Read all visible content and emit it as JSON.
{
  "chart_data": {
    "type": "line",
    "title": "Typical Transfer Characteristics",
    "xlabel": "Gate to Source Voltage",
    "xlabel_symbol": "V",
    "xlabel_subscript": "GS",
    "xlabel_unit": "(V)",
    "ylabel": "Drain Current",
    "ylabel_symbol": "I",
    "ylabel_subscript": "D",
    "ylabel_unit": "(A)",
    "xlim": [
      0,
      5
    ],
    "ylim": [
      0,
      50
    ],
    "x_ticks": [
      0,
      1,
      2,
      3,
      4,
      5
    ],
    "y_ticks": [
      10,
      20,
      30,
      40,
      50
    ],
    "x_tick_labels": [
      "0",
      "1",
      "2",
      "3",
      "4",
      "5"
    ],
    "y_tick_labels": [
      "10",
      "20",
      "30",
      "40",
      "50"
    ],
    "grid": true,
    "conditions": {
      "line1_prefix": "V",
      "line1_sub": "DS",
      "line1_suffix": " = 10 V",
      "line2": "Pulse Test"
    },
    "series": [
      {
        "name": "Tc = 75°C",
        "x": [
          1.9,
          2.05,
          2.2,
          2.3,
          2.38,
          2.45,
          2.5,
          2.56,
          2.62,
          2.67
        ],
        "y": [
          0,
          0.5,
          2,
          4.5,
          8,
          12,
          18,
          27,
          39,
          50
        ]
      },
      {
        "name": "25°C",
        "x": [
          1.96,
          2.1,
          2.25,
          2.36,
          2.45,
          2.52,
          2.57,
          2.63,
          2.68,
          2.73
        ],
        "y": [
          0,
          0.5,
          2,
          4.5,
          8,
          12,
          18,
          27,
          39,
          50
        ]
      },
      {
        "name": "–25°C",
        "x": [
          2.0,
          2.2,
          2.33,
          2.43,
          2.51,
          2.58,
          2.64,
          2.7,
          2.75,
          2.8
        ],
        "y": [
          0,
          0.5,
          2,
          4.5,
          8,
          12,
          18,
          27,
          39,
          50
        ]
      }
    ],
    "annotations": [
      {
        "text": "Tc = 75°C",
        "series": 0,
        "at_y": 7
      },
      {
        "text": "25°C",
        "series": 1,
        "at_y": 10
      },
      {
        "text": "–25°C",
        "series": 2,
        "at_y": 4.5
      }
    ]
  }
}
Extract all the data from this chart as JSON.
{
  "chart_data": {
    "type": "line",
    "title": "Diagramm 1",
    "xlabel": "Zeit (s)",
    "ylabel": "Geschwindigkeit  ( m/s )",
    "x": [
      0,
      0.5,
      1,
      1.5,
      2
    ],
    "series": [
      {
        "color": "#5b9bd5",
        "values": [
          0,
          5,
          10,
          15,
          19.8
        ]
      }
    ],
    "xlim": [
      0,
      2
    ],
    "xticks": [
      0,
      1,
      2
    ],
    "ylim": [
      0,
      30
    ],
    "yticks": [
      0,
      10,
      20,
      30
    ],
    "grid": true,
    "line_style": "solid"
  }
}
◆ ◆ ◆
Take the line in which "Extract all the data from this chart as JSON." occurs and each subsequent line through the end; give these lines again without alteration.

**Answer below**
Extract all the data from this chart as JSON.
{
  "chart_data": {
    "type": "line",
    "title": "Diagramm 1",
    "xlabel": "Zeit (s)",
    "ylabel": "Geschwindigkeit  ( m/s )",
    "x": [
      0,
      0.5,
      1,
      1.5,
      2
    ],
    "series": [
      {
        "color": "#5b9bd5",
        "values": [
          0,
          5,
          10,
          15,
          19.8
        ]
      }
    ],
    "xlim": [
      0,
      2
    ],
    "xticks": [
      0,
      1,
      2
    ],
    "ylim": [
      0,
      30
    ],
    "yticks": [
      0,
      10,
      20,
      30
    ],
    "grid": true,
    "line_style": "solid"
  }
}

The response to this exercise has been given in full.